→ Your objective: Only a number is required: how many lines of the material contain the string "Chiropractic".

══ Supplied data ══

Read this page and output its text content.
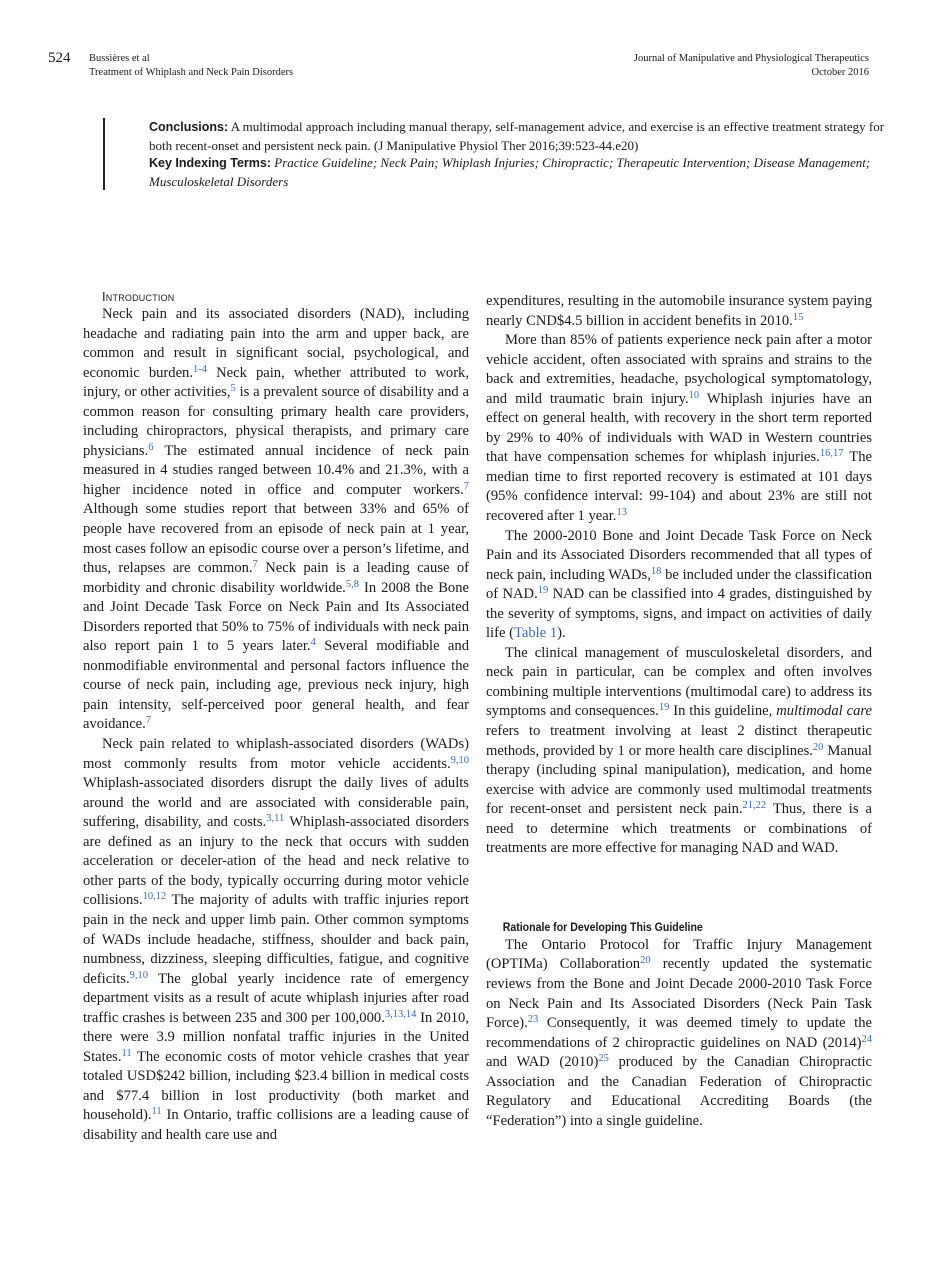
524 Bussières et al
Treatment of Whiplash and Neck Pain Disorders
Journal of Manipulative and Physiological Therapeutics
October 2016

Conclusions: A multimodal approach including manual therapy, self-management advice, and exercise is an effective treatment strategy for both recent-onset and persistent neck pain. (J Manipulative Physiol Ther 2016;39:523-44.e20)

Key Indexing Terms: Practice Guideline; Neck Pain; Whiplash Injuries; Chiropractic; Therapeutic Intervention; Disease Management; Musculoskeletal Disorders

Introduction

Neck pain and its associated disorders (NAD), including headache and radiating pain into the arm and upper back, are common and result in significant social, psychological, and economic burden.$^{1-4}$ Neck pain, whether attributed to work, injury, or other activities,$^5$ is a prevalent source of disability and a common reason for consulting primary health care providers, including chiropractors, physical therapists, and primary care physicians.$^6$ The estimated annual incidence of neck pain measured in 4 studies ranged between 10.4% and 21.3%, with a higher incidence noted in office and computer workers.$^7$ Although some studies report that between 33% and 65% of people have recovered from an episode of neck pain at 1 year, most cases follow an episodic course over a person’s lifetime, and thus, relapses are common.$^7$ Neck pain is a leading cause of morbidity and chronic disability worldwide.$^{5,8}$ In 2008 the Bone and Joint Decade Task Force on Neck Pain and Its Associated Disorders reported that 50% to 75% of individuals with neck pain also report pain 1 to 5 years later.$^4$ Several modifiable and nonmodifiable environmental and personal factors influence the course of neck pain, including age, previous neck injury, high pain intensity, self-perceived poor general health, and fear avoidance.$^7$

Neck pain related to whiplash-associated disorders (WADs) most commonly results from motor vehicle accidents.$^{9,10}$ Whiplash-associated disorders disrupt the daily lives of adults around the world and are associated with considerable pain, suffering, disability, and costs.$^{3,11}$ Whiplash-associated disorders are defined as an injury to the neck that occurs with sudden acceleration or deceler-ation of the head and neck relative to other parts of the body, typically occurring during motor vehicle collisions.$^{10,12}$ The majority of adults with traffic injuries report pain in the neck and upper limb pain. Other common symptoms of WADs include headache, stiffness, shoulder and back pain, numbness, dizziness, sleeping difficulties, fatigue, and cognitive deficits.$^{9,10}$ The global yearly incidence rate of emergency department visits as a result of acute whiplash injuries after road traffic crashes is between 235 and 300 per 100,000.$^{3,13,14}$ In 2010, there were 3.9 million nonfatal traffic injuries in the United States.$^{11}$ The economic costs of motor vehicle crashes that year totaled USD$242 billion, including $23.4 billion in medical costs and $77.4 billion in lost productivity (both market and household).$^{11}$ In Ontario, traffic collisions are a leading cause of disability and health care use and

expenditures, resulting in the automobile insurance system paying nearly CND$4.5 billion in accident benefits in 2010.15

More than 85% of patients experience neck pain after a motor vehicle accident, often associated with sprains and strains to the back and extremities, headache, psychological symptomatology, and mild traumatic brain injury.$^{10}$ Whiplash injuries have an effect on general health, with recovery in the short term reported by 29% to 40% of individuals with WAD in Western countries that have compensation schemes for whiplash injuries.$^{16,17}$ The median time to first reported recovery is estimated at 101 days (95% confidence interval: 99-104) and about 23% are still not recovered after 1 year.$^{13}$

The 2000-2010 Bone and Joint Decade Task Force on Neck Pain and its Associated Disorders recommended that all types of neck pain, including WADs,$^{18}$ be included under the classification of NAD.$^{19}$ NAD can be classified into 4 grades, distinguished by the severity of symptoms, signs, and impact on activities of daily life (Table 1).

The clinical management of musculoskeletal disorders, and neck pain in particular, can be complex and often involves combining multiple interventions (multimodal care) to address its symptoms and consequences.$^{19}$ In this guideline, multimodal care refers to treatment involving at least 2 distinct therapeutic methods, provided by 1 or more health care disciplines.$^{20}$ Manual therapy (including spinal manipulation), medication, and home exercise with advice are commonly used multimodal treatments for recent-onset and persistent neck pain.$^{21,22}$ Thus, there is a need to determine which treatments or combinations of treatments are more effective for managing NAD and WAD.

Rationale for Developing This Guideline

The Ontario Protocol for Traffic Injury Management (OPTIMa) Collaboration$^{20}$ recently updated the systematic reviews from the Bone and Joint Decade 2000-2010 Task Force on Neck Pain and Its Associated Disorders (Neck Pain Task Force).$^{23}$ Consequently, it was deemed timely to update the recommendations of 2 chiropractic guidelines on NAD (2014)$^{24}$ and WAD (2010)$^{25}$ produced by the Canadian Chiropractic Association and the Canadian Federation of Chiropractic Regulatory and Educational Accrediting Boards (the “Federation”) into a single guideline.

═══

→ Task output: 2